_Information given_.
※

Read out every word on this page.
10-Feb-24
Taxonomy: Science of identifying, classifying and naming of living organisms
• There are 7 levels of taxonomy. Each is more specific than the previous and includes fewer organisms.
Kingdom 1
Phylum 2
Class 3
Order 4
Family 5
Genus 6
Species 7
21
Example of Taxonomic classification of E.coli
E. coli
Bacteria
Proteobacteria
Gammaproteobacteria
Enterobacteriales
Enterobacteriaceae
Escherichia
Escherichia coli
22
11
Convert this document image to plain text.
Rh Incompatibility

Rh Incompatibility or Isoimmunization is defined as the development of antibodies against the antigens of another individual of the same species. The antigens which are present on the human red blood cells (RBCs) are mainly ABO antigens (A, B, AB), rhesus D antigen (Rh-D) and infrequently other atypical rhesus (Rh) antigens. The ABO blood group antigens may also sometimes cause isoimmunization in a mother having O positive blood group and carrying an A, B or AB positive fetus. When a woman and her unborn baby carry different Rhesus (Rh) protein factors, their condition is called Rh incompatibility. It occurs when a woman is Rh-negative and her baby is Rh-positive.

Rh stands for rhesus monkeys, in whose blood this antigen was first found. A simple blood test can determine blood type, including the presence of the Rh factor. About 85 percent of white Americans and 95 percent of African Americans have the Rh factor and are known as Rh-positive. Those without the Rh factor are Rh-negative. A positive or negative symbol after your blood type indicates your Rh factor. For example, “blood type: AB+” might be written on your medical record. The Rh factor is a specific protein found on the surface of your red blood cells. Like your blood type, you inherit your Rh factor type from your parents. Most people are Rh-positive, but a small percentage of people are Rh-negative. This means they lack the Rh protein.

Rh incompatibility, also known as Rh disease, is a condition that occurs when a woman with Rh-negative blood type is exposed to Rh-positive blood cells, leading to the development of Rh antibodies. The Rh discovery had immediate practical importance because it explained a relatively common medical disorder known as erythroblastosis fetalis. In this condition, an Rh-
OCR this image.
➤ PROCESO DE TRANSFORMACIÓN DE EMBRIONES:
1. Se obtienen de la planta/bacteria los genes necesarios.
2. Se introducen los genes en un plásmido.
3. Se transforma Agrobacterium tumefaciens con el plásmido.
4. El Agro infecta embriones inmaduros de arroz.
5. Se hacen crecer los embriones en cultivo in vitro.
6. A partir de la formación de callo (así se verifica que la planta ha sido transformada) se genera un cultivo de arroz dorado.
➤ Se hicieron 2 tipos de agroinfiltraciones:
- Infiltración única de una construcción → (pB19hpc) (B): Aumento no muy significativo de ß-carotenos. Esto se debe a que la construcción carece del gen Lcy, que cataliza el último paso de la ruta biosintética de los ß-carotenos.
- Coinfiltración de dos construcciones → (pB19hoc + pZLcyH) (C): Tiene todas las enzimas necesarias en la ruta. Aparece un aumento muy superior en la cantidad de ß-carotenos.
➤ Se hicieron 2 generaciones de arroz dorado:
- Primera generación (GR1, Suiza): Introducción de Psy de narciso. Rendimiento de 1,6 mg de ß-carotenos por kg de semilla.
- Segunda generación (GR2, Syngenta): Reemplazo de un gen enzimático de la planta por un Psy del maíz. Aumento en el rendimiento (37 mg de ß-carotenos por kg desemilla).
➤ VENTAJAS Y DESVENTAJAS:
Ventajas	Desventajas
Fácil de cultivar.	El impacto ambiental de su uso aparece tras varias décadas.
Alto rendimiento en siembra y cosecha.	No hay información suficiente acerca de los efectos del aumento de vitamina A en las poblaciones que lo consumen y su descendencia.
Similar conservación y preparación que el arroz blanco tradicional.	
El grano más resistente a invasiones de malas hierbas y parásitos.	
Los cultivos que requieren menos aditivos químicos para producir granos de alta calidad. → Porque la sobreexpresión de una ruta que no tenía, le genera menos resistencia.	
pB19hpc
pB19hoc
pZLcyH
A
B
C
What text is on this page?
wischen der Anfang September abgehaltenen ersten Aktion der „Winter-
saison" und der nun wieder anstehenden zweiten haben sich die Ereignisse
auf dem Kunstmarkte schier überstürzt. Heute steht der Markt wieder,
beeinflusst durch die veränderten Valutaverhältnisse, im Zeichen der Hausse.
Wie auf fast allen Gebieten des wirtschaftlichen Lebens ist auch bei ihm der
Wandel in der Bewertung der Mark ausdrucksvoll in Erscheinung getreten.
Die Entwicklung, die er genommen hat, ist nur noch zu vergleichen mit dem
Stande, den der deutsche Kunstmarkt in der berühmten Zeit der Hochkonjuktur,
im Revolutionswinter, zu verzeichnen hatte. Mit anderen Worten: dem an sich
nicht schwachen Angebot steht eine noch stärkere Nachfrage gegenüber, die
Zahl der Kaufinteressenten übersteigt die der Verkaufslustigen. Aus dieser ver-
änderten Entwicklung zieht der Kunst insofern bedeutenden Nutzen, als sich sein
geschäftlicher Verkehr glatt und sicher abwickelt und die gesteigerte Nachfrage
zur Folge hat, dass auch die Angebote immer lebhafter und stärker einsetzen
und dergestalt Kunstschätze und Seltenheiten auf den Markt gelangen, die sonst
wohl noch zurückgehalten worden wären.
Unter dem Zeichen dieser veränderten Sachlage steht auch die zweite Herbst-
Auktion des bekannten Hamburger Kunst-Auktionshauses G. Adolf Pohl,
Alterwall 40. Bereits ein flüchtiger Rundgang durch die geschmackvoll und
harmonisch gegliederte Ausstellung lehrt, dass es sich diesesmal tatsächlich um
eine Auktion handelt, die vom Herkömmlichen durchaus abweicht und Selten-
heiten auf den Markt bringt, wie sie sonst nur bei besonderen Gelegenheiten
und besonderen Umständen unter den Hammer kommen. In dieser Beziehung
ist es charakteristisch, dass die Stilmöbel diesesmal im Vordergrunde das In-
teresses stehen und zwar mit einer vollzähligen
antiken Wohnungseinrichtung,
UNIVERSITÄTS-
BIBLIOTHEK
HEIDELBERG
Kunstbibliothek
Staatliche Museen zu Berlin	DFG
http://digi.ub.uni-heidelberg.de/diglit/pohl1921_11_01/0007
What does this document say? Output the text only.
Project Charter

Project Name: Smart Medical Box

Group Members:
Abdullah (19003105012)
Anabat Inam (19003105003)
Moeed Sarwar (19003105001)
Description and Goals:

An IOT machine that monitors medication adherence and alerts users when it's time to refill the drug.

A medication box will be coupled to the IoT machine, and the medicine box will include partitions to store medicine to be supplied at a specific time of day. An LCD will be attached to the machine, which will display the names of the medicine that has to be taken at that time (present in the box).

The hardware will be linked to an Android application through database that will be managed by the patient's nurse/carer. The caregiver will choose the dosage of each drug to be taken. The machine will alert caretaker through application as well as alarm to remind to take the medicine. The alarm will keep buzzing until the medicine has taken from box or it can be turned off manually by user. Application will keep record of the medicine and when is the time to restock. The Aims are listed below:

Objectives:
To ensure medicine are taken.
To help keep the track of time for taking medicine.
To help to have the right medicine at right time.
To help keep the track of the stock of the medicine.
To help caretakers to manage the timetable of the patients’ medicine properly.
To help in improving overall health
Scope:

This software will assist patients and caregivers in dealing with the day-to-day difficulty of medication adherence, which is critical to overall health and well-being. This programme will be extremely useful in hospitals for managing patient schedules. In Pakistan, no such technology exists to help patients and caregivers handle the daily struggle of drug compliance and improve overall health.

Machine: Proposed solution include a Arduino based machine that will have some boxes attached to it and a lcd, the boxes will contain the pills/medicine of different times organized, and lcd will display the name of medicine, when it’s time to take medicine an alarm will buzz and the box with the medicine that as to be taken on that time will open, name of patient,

※

Give back the records above, character for character.

Read out every word on this page.
10-Feb-24
Taxonomy: Science of identifying, classifying and naming of living organisms
• There are 7 levels of taxonomy. Each is more specific than the previous and includes fewer organisms.
Kingdom 1
Phylum 2
Class 3
Order 4
Family 5
Genus 6
Species 7
21
Example of Taxonomic classification of E.coli
E. coli
Bacteria
Proteobacteria
Gammaproteobacteria
Enterobacteriales
Enterobacteriaceae
Escherichia
Escherichia coli
22
11
Convert this document image to plain text.
Rh Incompatibility

Rh Incompatibility or Isoimmunization is defined as the development of antibodies against the antigens of another individual of the same species. The antigens which are present on the human red blood cells (RBCs) are mainly ABO antigens (A, B, AB), rhesus D antigen (Rh-D) and infrequently other atypical rhesus (Rh) antigens. The ABO blood group antigens may also sometimes cause isoimmunization in a mother having O positive blood group and carrying an A, B or AB positive fetus. When a woman and her unborn baby carry different Rhesus (Rh) protein factors, their condition is called Rh incompatibility. It occurs when a woman is Rh-negative and her baby is Rh-positive.

Rh stands for rhesus monkeys, in whose blood this antigen was first found. A simple blood test can determine blood type, including the presence of the Rh factor. About 85 percent of white Americans and 95 percent of African Americans have the Rh factor and are known as Rh-positive. Those without the Rh factor are Rh-negative. A positive or negative symbol after your blood type indicates your Rh factor. For example, “blood type: AB+” might be written on your medical record. The Rh factor is a specific protein found on the surface of your red blood cells. Like your blood type, you inherit your Rh factor type from your parents. Most people are Rh-positive, but a small percentage of people are Rh-negative. This means they lack the Rh protein.

Rh incompatibility, also known as Rh disease, is a condition that occurs when a woman with Rh-negative blood type is exposed to Rh-positive blood cells, leading to the development of Rh antibodies. The Rh discovery had immediate practical importance because it explained a relatively common medical disorder known as erythroblastosis fetalis. In this condition, an Rh-
OCR this image.
➤ PROCESO DE TRANSFORMACIÓN DE EMBRIONES:
1. Se obtienen de la planta/bacteria los genes necesarios.
2. Se introducen los genes en un plásmido.
3. Se transforma Agrobacterium tumefaciens con el plásmido.
4. El Agro infecta embriones inmaduros de arroz.
5. Se hacen crecer los embriones en cultivo in vitro.
6. A partir de la formación de callo (así se verifica que la planta ha sido transformada) se genera un cultivo de arroz dorado.
➤ Se hicieron 2 tipos de agroinfiltraciones:
- Infiltración única de una construcción → (pB19hpc) (B): Aumento no muy significativo de ß-carotenos. Esto se debe a que la construcción carece del gen Lcy, que cataliza el último paso de la ruta biosintética de los ß-carotenos.
- Coinfiltración de dos construcciones → (pB19hoc + pZLcyH) (C): Tiene todas las enzimas necesarias en la ruta. Aparece un aumento muy superior en la cantidad de ß-carotenos.
➤ Se hicieron 2 generaciones de arroz dorado:
- Primera generación (GR1, Suiza): Introducción de Psy de narciso. Rendimiento de 1,6 mg de ß-carotenos por kg de semilla.
- Segunda generación (GR2, Syngenta): Reemplazo de un gen enzimático de la planta por un Psy del maíz. Aumento en el rendimiento (37 mg de ß-carotenos por kg desemilla).
➤ VENTAJAS Y DESVENTAJAS:
Ventajas	Desventajas
Fácil de cultivar.	El impacto ambiental de su uso aparece tras varias décadas.
Alto rendimiento en siembra y cosecha.	No hay información suficiente acerca de los efectos del aumento de vitamina A en las poblaciones que lo consumen y su descendencia.
Similar conservación y preparación que el arroz blanco tradicional.	
El grano más resistente a invasiones de malas hierbas y parásitos.	
Los cultivos que requieren menos aditivos químicos para producir granos de alta calidad. → Porque la sobreexpresión de una ruta que no tenía, le genera menos resistencia.	
pB19hpc
pB19hoc
pZLcyH
A
B
C
What text is on this page?
wischen der Anfang September abgehaltenen ersten Aktion der „Winter-
saison" und der nun wieder anstehenden zweiten haben sich die Ereignisse
auf dem Kunstmarkte schier überstürzt. Heute steht der Markt wieder,
beeinflusst durch die veränderten Valutaverhältnisse, im Zeichen der Hausse.
Wie auf fast allen Gebieten des wirtschaftlichen Lebens ist auch bei ihm der
Wandel in der Bewertung der Mark ausdrucksvoll in Erscheinung getreten.
Die Entwicklung, die er genommen hat, ist nur noch zu vergleichen mit dem
Stande, den der deutsche Kunstmarkt in der berühmten Zeit der Hochkonjuktur,
im Revolutionswinter, zu verzeichnen hatte. Mit anderen Worten: dem an sich
nicht schwachen Angebot steht eine noch stärkere Nachfrage gegenüber, die
Zahl der Kaufinteressenten übersteigt die der Verkaufslustigen. Aus dieser ver-
änderten Entwicklung zieht der Kunst insofern bedeutenden Nutzen, als sich sein
geschäftlicher Verkehr glatt und sicher abwickelt und die gesteigerte Nachfrage
zur Folge hat, dass auch die Angebote immer lebhafter und stärker einsetzen
und dergestalt Kunstschätze und Seltenheiten auf den Markt gelangen, die sonst
wohl noch zurückgehalten worden wären.
Unter dem Zeichen dieser veränderten Sachlage steht auch die zweite Herbst-
Auktion des bekannten Hamburger Kunst-Auktionshauses G. Adolf Pohl,
Alterwall 40. Bereits ein flüchtiger Rundgang durch die geschmackvoll und
harmonisch gegliederte Ausstellung lehrt, dass es sich diesesmal tatsächlich um
eine Auktion handelt, die vom Herkömmlichen durchaus abweicht und Selten-
heiten auf den Markt bringt, wie sie sonst nur bei besonderen Gelegenheiten
und besonderen Umständen unter den Hammer kommen. In dieser Beziehung
ist es charakteristisch, dass die Stilmöbel diesesmal im Vordergrunde das In-
teresses stehen und zwar mit einer vollzähligen
antiken Wohnungseinrichtung,
UNIVERSITÄTS-
BIBLIOTHEK
HEIDELBERG
Kunstbibliothek
Staatliche Museen zu Berlin	DFG
http://digi.ub.uni-heidelberg.de/diglit/pohl1921_11_01/0007
What does this document say? Output the text only.
Project Charter

Project Name: Smart Medical Box

Group Members:
Abdullah (19003105012)
Anabat Inam (19003105003)
Moeed Sarwar (19003105001)
Description and Goals:

An IOT machine that monitors medication adherence and alerts users when it's time to refill the drug.

A medication box will be coupled to the IoT machine, and the medicine box will include partitions to store medicine to be supplied at a specific time of day. An LCD will be attached to the machine, which will display the names of the medicine that has to be taken at that time (present in the box).

The hardware will be linked to an Android application through database that will be managed by the patient's nurse/carer. The caregiver will choose the dosage of each drug to be taken. The machine will alert caretaker through application as well as alarm to remind to take the medicine. The alarm will keep buzzing until the medicine has taken from box or it can be turned off manually by user. Application will keep record of the medicine and when is the time to restock. The Aims are listed below:

Objectives:
To ensure medicine are taken.
To help keep the track of time for taking medicine.
To help to have the right medicine at right time.
To help keep the track of the stock of the medicine.
To help caretakers to manage the timetable of the patients’ medicine properly.
To help in improving overall health
Scope:

This software will assist patients and caregivers in dealing with the day-to-day difficulty of medication adherence, which is critical to overall health and well-being. This programme will be extremely useful in hospitals for managing patient schedules. In Pakistan, no such technology exists to help patients and caregivers handle the daily struggle of drug compliance and improve overall health.

Machine: Proposed solution include a Arduino based machine that will have some boxes attached to it and a lcd, the boxes will contain the pills/medicine of different times organized, and lcd will display the name of medicine, when it’s time to take medicine an alarm will buzz and the box with the medicine that as to be taken on that time will open, name of patient,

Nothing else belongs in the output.